**WRITTEN INSTRUCTION:**
Can you write out the whole listing exactly?

━━ EXERCISE MATERIAL

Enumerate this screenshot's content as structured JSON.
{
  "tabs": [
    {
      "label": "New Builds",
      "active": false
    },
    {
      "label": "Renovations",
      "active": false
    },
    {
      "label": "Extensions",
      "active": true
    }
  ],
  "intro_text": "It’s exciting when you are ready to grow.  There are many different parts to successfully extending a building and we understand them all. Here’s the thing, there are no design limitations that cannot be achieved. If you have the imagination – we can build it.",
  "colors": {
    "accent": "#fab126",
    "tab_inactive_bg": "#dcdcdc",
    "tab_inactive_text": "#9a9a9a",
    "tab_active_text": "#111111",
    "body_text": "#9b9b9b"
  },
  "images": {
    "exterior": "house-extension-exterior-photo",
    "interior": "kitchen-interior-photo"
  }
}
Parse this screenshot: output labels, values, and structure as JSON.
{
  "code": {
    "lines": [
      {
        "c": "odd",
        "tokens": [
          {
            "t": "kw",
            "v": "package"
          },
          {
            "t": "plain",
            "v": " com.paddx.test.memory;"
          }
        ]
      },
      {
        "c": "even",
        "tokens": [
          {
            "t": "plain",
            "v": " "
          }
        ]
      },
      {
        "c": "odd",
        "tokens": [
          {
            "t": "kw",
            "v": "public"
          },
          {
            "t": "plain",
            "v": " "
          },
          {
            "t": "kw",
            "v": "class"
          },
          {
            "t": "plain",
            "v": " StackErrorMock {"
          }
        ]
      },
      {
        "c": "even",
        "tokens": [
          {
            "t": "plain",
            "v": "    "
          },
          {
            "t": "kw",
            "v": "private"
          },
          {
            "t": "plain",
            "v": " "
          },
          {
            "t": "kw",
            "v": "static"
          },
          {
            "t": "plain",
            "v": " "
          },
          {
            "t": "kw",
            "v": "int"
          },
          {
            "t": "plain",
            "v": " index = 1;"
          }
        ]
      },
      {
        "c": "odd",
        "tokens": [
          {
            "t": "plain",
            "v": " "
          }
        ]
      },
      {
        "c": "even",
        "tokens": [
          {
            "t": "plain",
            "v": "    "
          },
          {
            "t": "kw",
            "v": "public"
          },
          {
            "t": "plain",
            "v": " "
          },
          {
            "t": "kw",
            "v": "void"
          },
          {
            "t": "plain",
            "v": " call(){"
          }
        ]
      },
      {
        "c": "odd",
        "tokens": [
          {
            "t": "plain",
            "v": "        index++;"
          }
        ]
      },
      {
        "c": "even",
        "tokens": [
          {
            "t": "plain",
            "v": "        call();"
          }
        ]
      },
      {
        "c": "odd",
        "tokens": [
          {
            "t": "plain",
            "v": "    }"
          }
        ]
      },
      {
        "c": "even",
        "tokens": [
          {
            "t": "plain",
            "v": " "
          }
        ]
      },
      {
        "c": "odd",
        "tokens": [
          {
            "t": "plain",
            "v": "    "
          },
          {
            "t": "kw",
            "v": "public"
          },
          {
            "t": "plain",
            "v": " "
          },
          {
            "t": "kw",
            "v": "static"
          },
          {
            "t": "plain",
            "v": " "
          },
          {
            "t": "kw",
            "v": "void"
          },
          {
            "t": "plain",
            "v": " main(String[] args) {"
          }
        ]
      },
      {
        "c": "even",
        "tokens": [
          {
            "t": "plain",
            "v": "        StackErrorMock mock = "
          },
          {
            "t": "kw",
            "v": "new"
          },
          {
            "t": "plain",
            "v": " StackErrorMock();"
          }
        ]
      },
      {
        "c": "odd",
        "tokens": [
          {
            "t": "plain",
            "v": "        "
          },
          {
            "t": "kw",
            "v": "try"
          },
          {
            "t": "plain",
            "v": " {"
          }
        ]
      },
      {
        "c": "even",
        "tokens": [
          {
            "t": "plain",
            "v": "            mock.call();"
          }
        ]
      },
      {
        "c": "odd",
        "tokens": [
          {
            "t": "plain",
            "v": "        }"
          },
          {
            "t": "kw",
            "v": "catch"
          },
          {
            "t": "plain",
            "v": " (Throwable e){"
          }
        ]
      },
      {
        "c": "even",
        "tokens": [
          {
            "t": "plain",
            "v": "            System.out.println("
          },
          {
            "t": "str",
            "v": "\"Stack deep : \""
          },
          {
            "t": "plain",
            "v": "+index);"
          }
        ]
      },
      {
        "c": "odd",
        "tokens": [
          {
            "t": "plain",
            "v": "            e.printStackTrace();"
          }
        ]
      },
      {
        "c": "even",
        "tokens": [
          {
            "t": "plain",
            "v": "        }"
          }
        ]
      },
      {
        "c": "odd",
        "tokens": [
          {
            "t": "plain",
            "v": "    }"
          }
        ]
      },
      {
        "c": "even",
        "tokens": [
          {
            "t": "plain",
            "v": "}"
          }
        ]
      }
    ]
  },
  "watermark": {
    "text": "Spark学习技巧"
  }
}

━━━━

**RESULT:**
Enumerate this screenshot's content as structured JSON.
{
  "tabs": [
    {
      "label": "New Builds",
      "active": false
    },
    {
      "label": "Renovations",
      "active": false
    },
    {
      "label": "Extensions",
      "active": true
    }
  ],
  "intro_text": "It’s exciting when you are ready to grow.  There are many different parts to successfully extending a building and we understand them all. Here’s the thing, there are no design limitations that cannot be achieved. If you have the imagination – we can build it.",
  "colors": {
    "accent": "#fab126",
    "tab_inactive_bg": "#dcdcdc",
    "tab_inactive_text": "#9a9a9a",
    "tab_active_text": "#111111",
    "body_text": "#9b9b9b"
  },
  "images": {
    "exterior": "house-extension-exterior-photo",
    "interior": "kitchen-interior-photo"
  }
}
Parse this screenshot: output labels, values, and structure as JSON.
{
  "code": {
    "lines": [
      {
        "c": "odd",
        "tokens": [
          {
            "t": "kw",
            "v": "package"
          },
          {
            "t": "plain",
            "v": " com.paddx.test.memory;"
          }
        ]
      },
      {
        "c": "even",
        "tokens": [
          {
            "t": "plain",
            "v": " "
          }
        ]
      },
      {
        "c": "odd",
        "tokens": [
          {
            "t": "kw",
            "v": "public"
          },
          {
            "t": "plain",
            "v": " "
          },
          {
            "t": "kw",
            "v": "class"
          },
          {
            "t": "plain",
            "v": " StackErrorMock {"
          }
        ]
      },
      {
        "c": "even",
        "tokens": [
          {
            "t": "plain",
            "v": "    "
          },
          {
            "t": "kw",
            "v": "private"
          },
          {
            "t": "plain",
            "v": " "
          },
          {
            "t": "kw",
            "v": "static"
          },
          {
            "t": "plain",
            "v": " "
          },
          {
            "t": "kw",
            "v": "int"
          },
          {
            "t": "plain",
            "v": " index = 1;"
          }
        ]
      },
      {
        "c": "odd",
        "tokens": [
          {
            "t": "plain",
            "v": " "
          }
        ]
      },
      {
        "c": "even",
        "tokens": [
          {
            "t": "plain",
            "v": "    "
          },
          {
            "t": "kw",
            "v": "public"
          },
          {
            "t": "plain",
            "v": " "
          },
          {
            "t": "kw",
            "v": "void"
          },
          {
            "t": "plain",
            "v": " call(){"
          }
        ]
      },
      {
        "c": "odd",
        "tokens": [
          {
            "t": "plain",
            "v": "        index++;"
          }
        ]
      },
      {
        "c": "even",
        "tokens": [
          {
            "t": "plain",
            "v": "        call();"
          }
        ]
      },
      {
        "c": "odd",
        "tokens": [
          {
            "t": "plain",
            "v": "    }"
          }
        ]
      },
      {
        "c": "even",
        "tokens": [
          {
            "t": "plain",
            "v": " "
          }
        ]
      },
      {
        "c": "odd",
        "tokens": [
          {
            "t": "plain",
            "v": "    "
          },
          {
            "t": "kw",
            "v": "public"
          },
          {
            "t": "plain",
            "v": " "
          },
          {
            "t": "kw",
            "v": "static"
          },
          {
            "t": "plain",
            "v": " "
          },
          {
            "t": "kw",
            "v": "void"
          },
          {
            "t": "plain",
            "v": " main(String[] args) {"
          }
        ]
      },
      {
        "c": "even",
        "tokens": [
          {
            "t": "plain",
            "v": "        StackErrorMock mock = "
          },
          {
            "t": "kw",
            "v": "new"
          },
          {
            "t": "plain",
            "v": " StackErrorMock();"
          }
        ]
      },
      {
        "c": "odd",
        "tokens": [
          {
            "t": "plain",
            "v": "        "
          },
          {
            "t": "kw",
            "v": "try"
          },
          {
            "t": "plain",
            "v": " {"
          }
        ]
      },
      {
        "c": "even",
        "tokens": [
          {
            "t": "plain",
            "v": "            mock.call();"
          }
        ]
      },
      {
        "c": "odd",
        "tokens": [
          {
            "t": "plain",
            "v": "        }"
          },
          {
            "t": "kw",
            "v": "catch"
          },
          {
            "t": "plain",
            "v": " (Throwable e){"
          }
        ]
      },
      {
        "c": "even",
        "tokens": [
          {
            "t": "plain",
            "v": "            System.out.println("
          },
          {
            "t": "str",
            "v": "\"Stack deep : \""
          },
          {
            "t": "plain",
            "v": "+index);"
          }
        ]
      },
      {
        "c": "odd",
        "tokens": [
          {
            "t": "plain",
            "v": "            e.printStackTrace();"
          }
        ]
      },
      {
        "c": "even",
        "tokens": [
          {
            "t": "plain",
            "v": "        }"
          }
        ]
      },
      {
        "c": "odd",
        "tokens": [
          {
            "t": "plain",
            "v": "    }"
          }
        ]
      },
      {
        "c": "even",
        "tokens": [
          {
            "t": "plain",
            "v": "}"
          }
        ]
      }
    ]
  },
  "watermark": {
    "text": "Spark学习技巧"
  }
}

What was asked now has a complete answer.